Problem statement -
State the number of lines below in which the word "природы" appears. Nothing else belongs in the answer.

Extracted data entries:
..........

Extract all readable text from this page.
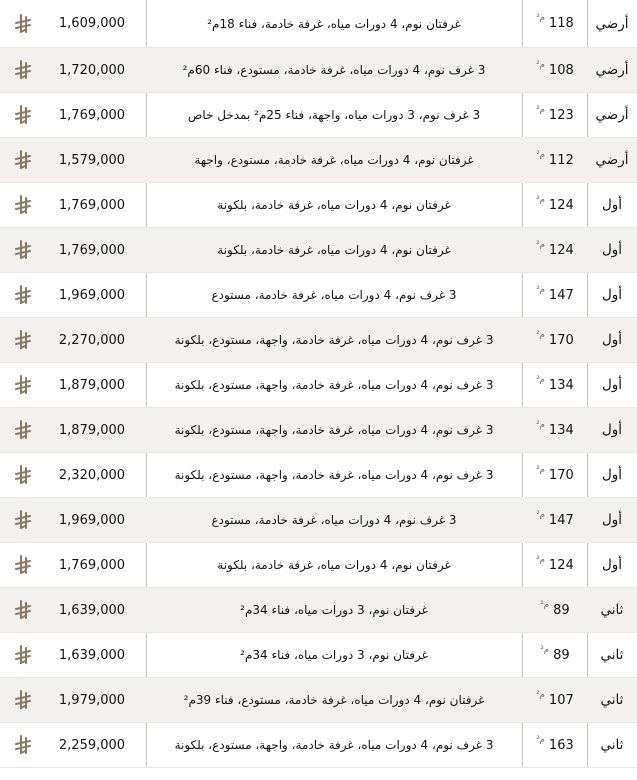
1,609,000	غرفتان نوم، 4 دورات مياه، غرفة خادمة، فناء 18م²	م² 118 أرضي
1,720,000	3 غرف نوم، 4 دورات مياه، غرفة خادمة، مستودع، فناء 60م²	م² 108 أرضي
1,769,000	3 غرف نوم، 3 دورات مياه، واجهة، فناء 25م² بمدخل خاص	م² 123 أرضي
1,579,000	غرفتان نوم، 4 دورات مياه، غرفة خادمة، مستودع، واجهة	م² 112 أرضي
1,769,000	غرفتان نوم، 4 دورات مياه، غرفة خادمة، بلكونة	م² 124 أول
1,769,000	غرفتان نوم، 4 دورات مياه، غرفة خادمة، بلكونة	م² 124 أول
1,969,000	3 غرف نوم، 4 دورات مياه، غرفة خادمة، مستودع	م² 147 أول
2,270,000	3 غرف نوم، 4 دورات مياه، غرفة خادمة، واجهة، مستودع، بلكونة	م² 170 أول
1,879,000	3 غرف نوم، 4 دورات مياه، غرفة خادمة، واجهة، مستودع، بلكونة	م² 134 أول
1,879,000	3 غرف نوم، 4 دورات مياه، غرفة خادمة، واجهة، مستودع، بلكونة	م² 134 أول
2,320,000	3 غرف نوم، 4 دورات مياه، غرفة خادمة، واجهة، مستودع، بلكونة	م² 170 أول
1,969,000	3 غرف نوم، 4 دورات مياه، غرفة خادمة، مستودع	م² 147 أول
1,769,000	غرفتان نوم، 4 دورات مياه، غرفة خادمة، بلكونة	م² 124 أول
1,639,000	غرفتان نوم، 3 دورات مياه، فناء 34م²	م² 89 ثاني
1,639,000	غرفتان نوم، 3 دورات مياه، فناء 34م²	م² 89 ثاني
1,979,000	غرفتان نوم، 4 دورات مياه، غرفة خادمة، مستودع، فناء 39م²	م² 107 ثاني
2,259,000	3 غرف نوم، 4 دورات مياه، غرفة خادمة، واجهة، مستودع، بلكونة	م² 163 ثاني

..........

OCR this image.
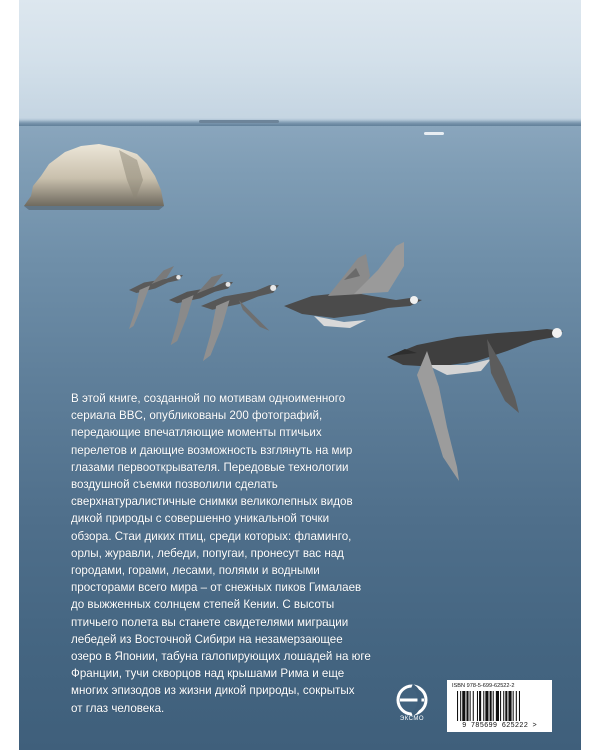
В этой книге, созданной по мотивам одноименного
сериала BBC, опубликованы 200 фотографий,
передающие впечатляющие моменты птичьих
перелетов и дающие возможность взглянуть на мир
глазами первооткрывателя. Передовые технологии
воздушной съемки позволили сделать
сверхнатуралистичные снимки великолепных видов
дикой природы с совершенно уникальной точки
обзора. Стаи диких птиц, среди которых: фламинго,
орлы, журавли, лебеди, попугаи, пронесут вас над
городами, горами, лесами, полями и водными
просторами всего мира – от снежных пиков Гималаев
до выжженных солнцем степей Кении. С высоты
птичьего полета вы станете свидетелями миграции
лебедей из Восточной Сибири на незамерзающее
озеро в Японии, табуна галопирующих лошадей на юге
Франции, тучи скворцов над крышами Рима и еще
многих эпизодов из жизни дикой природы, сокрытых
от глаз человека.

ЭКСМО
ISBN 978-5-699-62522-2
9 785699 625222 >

..........

Exercise result -
2